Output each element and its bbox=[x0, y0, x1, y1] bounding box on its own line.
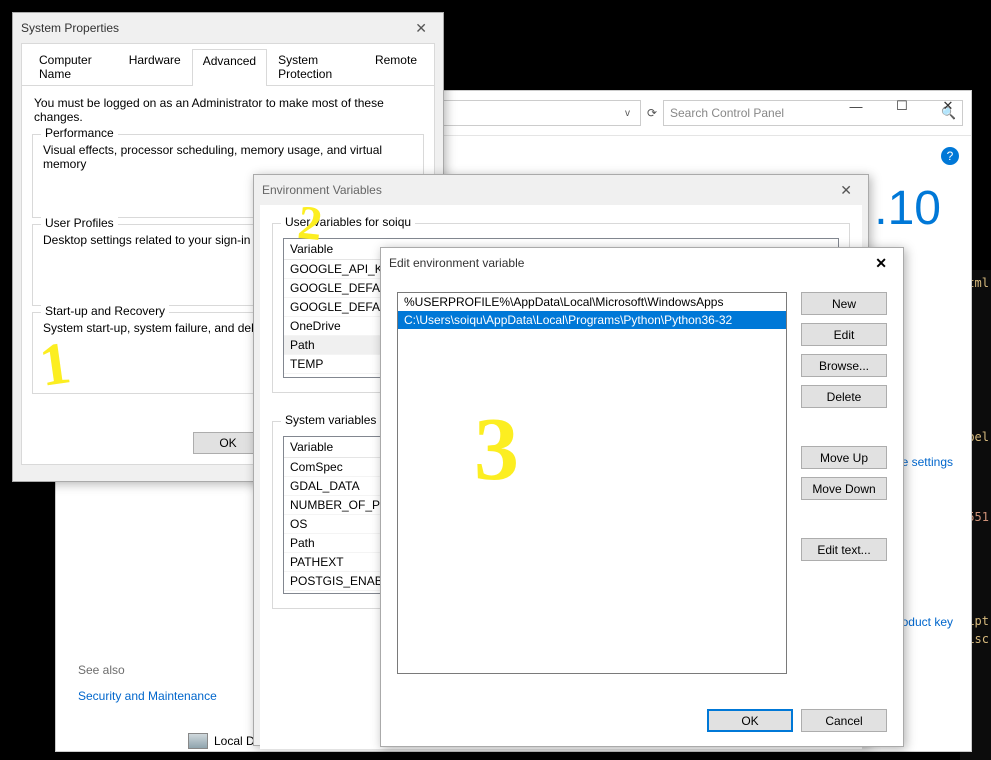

==

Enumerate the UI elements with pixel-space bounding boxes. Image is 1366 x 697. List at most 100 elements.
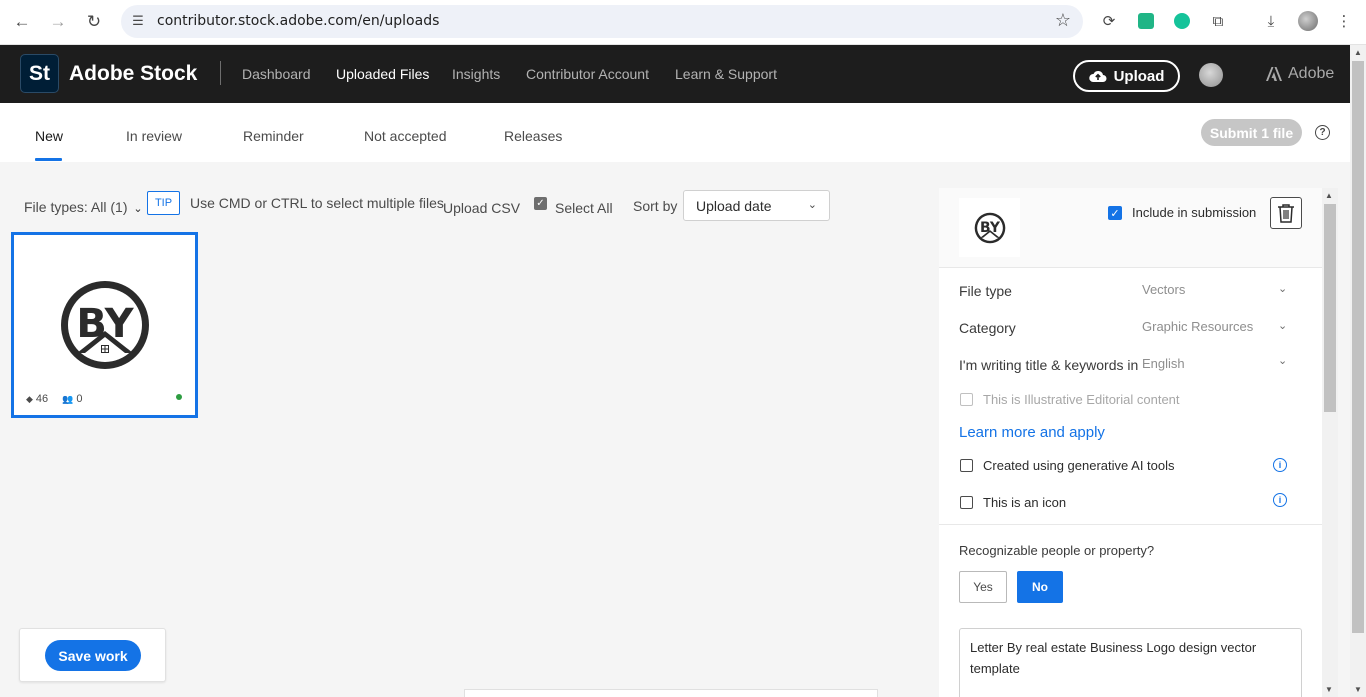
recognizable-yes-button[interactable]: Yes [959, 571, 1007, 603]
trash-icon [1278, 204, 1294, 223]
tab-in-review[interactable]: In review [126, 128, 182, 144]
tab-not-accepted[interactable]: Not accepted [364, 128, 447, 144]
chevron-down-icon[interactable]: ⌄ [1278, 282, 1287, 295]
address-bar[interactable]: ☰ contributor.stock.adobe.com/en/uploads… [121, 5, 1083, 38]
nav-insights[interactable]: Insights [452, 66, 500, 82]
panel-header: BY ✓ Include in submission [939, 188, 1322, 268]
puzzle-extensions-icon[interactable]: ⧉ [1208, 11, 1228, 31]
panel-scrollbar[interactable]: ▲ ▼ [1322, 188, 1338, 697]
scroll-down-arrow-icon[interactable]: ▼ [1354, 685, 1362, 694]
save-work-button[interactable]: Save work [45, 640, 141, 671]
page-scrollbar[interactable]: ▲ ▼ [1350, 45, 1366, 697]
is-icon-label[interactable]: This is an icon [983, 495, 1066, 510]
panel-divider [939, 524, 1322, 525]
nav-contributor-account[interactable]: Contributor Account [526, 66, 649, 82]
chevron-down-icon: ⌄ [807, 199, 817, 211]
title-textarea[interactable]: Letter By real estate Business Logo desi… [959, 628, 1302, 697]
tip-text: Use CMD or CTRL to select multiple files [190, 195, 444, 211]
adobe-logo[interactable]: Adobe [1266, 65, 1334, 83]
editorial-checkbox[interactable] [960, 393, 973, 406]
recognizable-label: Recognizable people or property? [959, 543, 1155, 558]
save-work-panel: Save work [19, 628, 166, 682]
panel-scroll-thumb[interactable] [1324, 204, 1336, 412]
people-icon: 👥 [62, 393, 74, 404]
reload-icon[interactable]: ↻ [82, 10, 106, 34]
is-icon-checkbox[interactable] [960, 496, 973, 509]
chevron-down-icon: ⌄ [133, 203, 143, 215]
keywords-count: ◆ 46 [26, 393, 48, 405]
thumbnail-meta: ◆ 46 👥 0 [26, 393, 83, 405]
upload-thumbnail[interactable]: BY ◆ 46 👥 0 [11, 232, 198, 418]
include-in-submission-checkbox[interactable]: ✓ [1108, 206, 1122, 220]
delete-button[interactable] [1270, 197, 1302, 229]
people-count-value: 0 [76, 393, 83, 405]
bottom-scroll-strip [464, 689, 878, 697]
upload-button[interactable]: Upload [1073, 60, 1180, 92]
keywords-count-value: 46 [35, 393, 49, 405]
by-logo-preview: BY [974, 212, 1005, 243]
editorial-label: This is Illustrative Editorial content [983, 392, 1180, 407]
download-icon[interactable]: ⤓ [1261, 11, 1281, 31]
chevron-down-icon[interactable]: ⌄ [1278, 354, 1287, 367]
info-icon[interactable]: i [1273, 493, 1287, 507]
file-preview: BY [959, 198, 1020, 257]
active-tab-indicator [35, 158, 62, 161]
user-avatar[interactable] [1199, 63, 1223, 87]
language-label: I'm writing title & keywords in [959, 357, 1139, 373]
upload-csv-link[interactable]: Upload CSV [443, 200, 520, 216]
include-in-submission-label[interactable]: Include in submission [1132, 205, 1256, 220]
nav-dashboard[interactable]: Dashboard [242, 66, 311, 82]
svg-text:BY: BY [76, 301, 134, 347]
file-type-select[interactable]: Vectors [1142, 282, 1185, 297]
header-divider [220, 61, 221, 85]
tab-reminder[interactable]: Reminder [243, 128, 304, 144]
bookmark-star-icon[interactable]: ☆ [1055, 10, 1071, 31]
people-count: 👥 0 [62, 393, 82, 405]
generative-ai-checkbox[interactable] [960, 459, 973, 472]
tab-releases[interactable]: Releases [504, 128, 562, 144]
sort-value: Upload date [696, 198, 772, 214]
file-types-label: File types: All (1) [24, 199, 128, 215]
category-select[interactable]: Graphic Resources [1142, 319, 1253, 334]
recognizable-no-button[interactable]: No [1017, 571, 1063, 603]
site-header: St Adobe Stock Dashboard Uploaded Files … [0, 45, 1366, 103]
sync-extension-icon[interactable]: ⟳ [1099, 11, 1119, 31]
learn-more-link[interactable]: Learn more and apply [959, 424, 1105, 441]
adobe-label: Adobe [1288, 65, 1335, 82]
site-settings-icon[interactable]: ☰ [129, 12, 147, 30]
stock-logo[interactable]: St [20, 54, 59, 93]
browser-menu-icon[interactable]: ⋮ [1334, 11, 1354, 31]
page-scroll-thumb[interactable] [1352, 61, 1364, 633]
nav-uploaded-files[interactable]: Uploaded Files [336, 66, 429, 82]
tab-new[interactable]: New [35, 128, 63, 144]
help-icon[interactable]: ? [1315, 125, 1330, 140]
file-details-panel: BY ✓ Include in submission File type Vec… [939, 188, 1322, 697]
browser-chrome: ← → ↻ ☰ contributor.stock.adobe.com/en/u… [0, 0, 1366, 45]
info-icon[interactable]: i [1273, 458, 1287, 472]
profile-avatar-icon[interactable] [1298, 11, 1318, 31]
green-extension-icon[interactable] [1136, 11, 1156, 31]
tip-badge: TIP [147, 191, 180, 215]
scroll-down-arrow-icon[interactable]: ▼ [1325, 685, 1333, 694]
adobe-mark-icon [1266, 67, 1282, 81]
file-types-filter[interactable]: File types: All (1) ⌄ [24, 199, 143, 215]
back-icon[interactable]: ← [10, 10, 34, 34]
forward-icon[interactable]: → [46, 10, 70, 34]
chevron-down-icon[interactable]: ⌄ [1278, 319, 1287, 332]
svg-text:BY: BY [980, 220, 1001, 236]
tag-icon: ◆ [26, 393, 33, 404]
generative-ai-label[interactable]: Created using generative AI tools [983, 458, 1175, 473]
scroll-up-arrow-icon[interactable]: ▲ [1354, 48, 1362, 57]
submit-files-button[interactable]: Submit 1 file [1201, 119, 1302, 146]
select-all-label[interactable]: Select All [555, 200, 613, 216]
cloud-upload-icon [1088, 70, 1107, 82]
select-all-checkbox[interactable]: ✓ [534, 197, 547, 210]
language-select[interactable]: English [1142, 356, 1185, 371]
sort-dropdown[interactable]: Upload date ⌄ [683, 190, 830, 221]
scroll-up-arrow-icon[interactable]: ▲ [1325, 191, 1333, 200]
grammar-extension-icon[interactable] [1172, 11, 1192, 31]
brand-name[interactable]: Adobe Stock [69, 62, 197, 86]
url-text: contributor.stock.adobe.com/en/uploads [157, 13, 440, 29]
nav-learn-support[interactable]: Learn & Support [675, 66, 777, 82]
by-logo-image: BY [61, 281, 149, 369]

:: Given request ::
Rewrite the records from the line containing "Enumerate the UI" through the line containing "is-icon-label[interactable]: This is", with "Not accepted" replaced by "Rejected" and everything else unchanged. Omit the pictures.

:: Result for this exercise ::
Enumerate the UI elements with pixel-space bounding boxes. Image is 1366 x 697. List at most 100 elements.
recognizable-yes-button[interactable]: Yes [959, 571, 1007, 603]
trash-icon [1278, 204, 1294, 223]
tab-in-review[interactable]: In review [126, 128, 182, 144]
tab-not-accepted[interactable]: Rejected [364, 128, 447, 144]
chevron-down-icon[interactable]: ⌄ [1278, 282, 1287, 295]
address-bar[interactable]: ☰ contributor.stock.adobe.com/en/uploads… [121, 5, 1083, 38]
nav-insights[interactable]: Insights [452, 66, 500, 82]
panel-header: BY ✓ Include in submission [939, 188, 1322, 268]
puzzle-extensions-icon[interactable]: ⧉ [1208, 11, 1228, 31]
panel-scrollbar[interactable]: ▲ ▼ [1322, 188, 1338, 697]
scroll-down-arrow-icon[interactable]: ▼ [1354, 685, 1362, 694]
save-work-button[interactable]: Save work [45, 640, 141, 671]
page-scrollbar[interactable]: ▲ ▼ [1350, 45, 1366, 697]
is-icon-label[interactable]: This is an icon [983, 495, 1066, 510]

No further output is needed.